### Given instruction
Starting at the first of the lines below and stopping after the line that contains "color-temp-slider-knob[interactable] (194, 286, 214, 306)", swap "Localize" for "Locate" and write those lines out again with nothing else changed.

### Rows
(begin)
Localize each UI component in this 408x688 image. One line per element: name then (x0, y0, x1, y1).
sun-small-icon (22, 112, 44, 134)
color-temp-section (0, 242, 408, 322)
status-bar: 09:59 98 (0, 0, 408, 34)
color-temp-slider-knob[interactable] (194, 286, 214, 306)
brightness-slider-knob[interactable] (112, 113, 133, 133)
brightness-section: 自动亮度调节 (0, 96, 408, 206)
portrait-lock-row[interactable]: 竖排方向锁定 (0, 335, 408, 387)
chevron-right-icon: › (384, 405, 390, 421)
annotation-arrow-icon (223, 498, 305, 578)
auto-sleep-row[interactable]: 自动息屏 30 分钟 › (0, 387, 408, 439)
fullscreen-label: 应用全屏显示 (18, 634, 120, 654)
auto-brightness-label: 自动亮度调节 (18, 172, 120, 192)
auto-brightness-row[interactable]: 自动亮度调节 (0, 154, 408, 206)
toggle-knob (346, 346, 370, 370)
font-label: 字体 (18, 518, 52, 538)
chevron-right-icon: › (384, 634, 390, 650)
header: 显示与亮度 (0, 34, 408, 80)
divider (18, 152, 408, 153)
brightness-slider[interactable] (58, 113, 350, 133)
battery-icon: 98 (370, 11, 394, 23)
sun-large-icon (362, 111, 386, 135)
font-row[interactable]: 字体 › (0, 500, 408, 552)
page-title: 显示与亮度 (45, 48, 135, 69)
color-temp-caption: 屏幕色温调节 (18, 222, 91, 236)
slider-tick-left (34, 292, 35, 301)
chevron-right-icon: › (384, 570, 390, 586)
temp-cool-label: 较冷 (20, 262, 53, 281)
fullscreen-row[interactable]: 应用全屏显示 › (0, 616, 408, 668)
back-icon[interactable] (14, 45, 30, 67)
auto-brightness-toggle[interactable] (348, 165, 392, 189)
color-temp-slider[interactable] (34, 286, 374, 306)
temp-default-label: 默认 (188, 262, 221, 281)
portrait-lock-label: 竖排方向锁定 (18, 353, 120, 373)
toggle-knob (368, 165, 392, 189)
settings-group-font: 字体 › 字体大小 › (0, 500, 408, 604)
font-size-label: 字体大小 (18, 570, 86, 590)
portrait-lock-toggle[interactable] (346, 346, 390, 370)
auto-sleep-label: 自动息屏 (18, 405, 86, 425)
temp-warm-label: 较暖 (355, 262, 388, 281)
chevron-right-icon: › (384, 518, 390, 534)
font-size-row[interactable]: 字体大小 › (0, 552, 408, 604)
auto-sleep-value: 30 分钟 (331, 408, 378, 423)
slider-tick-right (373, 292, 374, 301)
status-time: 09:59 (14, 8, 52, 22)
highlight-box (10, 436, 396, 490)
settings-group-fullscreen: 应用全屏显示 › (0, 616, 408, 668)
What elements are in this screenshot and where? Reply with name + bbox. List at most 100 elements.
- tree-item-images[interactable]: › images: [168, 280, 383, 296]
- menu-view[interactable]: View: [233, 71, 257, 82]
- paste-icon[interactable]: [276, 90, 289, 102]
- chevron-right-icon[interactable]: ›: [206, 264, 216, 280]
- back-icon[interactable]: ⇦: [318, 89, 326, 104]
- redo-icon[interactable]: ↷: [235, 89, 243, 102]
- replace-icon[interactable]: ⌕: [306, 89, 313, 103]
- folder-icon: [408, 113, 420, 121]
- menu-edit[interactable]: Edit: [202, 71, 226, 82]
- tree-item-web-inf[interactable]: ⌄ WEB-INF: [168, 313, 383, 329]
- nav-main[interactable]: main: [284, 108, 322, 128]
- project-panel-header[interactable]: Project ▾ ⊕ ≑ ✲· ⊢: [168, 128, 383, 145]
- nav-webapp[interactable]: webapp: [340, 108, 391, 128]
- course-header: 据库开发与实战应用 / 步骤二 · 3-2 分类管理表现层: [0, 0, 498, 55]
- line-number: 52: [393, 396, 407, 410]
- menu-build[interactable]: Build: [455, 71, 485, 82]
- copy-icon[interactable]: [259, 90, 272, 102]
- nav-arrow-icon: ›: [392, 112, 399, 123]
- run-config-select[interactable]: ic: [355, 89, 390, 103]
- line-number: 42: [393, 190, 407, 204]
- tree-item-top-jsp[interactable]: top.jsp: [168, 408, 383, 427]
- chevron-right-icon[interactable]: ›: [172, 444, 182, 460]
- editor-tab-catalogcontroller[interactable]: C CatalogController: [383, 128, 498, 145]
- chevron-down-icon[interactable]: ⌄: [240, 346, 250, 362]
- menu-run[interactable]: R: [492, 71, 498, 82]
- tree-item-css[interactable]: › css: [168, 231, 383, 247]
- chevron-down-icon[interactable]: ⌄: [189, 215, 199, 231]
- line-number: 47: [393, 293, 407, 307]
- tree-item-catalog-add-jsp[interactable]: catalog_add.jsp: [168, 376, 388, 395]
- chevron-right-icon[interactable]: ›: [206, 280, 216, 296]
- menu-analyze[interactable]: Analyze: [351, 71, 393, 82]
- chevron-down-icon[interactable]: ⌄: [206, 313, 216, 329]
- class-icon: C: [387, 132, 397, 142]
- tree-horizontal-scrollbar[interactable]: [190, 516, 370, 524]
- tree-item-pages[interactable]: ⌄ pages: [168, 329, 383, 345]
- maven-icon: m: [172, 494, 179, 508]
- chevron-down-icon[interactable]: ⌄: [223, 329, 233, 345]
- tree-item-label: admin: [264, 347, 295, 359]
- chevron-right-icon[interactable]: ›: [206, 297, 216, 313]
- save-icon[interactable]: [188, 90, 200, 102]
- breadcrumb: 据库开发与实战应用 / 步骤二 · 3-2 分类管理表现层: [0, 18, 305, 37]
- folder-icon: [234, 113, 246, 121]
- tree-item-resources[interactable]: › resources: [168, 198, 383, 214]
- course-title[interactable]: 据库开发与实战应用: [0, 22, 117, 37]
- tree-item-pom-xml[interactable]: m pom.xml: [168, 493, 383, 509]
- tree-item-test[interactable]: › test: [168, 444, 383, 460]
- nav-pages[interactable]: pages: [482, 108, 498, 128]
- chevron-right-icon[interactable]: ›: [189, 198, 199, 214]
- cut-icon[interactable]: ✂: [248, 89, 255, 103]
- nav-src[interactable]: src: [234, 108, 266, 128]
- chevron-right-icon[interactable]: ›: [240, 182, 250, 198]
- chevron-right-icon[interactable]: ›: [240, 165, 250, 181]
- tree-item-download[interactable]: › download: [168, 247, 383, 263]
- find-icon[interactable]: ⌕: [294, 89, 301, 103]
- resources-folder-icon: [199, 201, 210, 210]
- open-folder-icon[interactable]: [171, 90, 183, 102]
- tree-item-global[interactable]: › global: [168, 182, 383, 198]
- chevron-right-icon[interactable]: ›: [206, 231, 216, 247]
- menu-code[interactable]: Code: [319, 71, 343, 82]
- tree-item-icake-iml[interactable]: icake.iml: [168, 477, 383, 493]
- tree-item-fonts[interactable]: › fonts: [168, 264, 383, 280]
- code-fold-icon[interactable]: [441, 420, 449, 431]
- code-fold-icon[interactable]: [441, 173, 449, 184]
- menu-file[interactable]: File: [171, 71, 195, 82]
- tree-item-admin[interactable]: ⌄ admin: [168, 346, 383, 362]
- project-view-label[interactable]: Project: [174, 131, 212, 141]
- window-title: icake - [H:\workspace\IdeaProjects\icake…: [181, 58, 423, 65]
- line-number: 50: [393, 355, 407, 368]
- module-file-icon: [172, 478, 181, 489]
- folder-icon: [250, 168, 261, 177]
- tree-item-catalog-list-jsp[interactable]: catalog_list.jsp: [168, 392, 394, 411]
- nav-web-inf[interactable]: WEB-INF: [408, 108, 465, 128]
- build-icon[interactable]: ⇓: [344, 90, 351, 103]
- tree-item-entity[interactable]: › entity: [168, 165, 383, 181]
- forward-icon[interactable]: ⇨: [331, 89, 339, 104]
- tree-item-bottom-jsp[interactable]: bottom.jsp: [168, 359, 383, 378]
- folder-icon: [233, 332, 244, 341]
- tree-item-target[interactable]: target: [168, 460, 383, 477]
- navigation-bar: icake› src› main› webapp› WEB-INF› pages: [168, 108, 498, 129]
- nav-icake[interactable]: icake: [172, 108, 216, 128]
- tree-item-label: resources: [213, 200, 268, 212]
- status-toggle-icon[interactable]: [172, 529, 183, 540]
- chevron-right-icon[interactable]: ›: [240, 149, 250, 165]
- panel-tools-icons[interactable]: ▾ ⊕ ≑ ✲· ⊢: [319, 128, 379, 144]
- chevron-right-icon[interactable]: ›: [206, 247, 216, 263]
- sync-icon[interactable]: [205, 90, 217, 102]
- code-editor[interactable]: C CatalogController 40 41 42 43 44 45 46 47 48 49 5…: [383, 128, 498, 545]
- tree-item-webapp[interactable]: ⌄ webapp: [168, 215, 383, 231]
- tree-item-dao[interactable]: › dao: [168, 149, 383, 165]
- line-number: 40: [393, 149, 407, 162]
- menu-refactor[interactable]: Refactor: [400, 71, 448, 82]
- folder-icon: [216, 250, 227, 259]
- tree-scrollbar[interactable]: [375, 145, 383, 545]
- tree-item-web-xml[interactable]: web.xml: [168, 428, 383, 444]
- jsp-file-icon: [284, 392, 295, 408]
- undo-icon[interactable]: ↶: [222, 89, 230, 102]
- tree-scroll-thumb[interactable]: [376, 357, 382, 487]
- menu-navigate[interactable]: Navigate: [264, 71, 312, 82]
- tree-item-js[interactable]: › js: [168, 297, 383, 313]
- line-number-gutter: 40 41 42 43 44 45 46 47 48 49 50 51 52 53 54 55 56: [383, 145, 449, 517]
(end)
### Result for this task
Locate each UI component in this 408x688 image. One line per element: name then (x0, y0, x1, y1).
sun-small-icon (22, 112, 44, 134)
color-temp-section (0, 242, 408, 322)
status-bar: 09:59 98 (0, 0, 408, 34)
color-temp-slider-knob[interactable] (194, 286, 214, 306)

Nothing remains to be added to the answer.